Items from a dataset:
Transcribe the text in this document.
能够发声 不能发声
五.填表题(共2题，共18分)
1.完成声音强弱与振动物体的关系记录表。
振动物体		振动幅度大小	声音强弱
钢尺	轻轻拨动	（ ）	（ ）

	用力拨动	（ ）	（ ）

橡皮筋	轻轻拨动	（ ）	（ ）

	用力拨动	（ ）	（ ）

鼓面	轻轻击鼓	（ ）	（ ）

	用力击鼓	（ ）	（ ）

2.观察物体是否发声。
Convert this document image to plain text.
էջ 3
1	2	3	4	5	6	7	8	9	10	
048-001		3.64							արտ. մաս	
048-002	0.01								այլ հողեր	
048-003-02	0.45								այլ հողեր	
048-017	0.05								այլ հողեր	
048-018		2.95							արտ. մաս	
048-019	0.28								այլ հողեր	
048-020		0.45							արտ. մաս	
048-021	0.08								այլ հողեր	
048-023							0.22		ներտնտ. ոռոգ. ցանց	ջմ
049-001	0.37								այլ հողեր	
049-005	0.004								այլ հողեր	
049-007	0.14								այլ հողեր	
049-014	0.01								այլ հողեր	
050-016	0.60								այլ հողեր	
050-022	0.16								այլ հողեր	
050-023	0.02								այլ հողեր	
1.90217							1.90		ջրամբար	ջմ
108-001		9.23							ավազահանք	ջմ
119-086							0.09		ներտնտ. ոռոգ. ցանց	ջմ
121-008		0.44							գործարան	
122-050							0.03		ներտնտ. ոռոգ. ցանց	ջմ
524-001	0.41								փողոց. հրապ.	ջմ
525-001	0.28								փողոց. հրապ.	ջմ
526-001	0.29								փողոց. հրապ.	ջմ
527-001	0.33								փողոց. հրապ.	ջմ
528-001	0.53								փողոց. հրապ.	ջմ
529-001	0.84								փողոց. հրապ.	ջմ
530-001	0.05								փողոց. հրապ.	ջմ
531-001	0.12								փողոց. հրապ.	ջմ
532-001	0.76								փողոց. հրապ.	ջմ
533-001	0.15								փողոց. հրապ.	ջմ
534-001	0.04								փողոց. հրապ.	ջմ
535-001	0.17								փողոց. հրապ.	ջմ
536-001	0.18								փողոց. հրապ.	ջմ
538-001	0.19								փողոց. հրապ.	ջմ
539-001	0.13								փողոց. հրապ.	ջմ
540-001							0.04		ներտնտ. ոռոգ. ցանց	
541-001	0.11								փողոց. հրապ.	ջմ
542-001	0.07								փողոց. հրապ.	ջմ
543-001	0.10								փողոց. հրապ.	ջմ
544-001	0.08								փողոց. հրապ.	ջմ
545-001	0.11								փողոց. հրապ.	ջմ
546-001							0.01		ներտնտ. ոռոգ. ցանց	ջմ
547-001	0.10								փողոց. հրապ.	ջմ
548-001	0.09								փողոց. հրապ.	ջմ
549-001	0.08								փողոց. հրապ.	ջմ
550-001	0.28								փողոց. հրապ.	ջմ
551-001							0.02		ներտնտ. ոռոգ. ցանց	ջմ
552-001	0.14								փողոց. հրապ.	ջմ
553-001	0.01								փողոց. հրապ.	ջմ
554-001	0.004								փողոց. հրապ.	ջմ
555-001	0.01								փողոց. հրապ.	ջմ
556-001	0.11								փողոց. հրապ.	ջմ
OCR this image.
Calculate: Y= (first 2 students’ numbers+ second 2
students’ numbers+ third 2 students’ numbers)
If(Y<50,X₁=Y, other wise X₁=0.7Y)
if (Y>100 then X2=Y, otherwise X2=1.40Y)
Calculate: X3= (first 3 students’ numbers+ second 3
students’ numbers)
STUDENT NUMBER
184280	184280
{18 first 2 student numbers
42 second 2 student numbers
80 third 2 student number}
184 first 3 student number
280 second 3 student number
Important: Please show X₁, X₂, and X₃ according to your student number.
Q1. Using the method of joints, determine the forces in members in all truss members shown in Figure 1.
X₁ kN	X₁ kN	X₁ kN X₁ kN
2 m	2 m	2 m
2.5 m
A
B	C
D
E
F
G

**Job**
Copy all the lines, exactly.

**The solution**
Transcribe the text in this document.
能够发声 不能发声
五.填表题(共2题，共18分)
1.完成声音强弱与振动物体的关系记录表。
振动物体		振动幅度大小	声音强弱
钢尺	轻轻拨动	（ ）	（ ）

	用力拨动	（ ）	（ ）

橡皮筋	轻轻拨动	（ ）	（ ）

	用力拨动	（ ）	（ ）

鼓面	轻轻击鼓	（ ）	（ ）

	用力击鼓	（ ）	（ ）

2.观察物体是否发声。
Convert this document image to plain text.
էջ 3
1	2	3	4	5	6	7	8	9	10	
048-001		3.64							արտ. մաս	
048-002	0.01								այլ հողեր	
048-003-02	0.45								այլ հողեր	
048-017	0.05								այլ հողեր	
048-018		2.95							արտ. մաս	
048-019	0.28								այլ հողեր	
048-020		0.45							արտ. մաս	
048-021	0.08								այլ հողեր	
048-023							0.22		ներտնտ. ոռոգ. ցանց	ջմ
049-001	0.37								այլ հողեր	
049-005	0.004								այլ հողեր	
049-007	0.14								այլ հողեր	
049-014	0.01								այլ հողեր	
050-016	0.60								այլ հողեր	
050-022	0.16								այլ հողեր	
050-023	0.02								այլ հողեր	
1.90217							1.90		ջրամբար	ջմ
108-001		9.23							ավազահանք	ջմ
119-086							0.09		ներտնտ. ոռոգ. ցանց	ջմ
121-008		0.44							գործարան	
122-050							0.03		ներտնտ. ոռոգ. ցանց	ջմ
524-001	0.41								փողոց. հրապ.	ջմ
525-001	0.28								փողոց. հրապ.	ջմ
526-001	0.29								փողոց. հրապ.	ջմ
527-001	0.33								փողոց. հրապ.	ջմ
528-001	0.53								փողոց. հրապ.	ջմ
529-001	0.84								փողոց. հրապ.	ջմ
530-001	0.05								փողոց. հրապ.	ջմ
531-001	0.12								փողոց. հրապ.	ջմ
532-001	0.76								փողոց. հրապ.	ջմ
533-001	0.15								փողոց. հրապ.	ջմ
534-001	0.04								փողոց. հրապ.	ջմ
535-001	0.17								փողոց. հրապ.	ջմ
536-001	0.18								փողոց. հրապ.	ջմ
538-001	0.19								փողոց. հրապ.	ջմ
539-001	0.13								փողոց. հրապ.	ջմ
540-001							0.04		ներտնտ. ոռոգ. ցանց	
541-001	0.11								փողոց. հրապ.	ջմ
542-001	0.07								փողոց. հրապ.	ջմ
543-001	0.10								փողոց. հրապ.	ջմ
544-001	0.08								փողոց. հրապ.	ջմ
545-001	0.11								փողոց. հրապ.	ջմ
546-001							0.01		ներտնտ. ոռոգ. ցանց	ջմ
547-001	0.10								փողոց. հրապ.	ջմ
548-001	0.09								փողոց. հրապ.	ջմ
549-001	0.08								փողոց. հրապ.	ջմ
550-001	0.28								փողոց. հրապ.	ջմ
551-001							0.02		ներտնտ. ոռոգ. ցանց	ջմ
552-001	0.14								փողոց. հրապ.	ջմ
553-001	0.01								փողոց. հրապ.	ջմ
554-001	0.004								փողոց. հրապ.	ջմ
555-001	0.01								փողոց. հրապ.	ջմ
556-001	0.11								փողոց. հրապ.	ջմ
OCR this image.
Calculate: Y= (first 2 students’ numbers+ second 2
students’ numbers+ third 2 students’ numbers)
If(Y<50,X₁=Y, other wise X₁=0.7Y)
if (Y>100 then X2=Y, otherwise X2=1.40Y)
Calculate: X3= (first 3 students’ numbers+ second 3
students’ numbers)
STUDENT NUMBER
184280	184280
{18 first 2 student numbers
42 second 2 student numbers
80 third 2 student number}
184 first 3 student number
280 second 3 student number
Important: Please show X₁, X₂, and X₃ according to your student number.
Q1. Using the method of joints, determine the forces in members in all truss members shown in Figure 1.
X₁ kN	X₁ kN	X₁ kN X₁ kN
2 m	2 m	2 m
2.5 m
A
B	C
D
E
F
G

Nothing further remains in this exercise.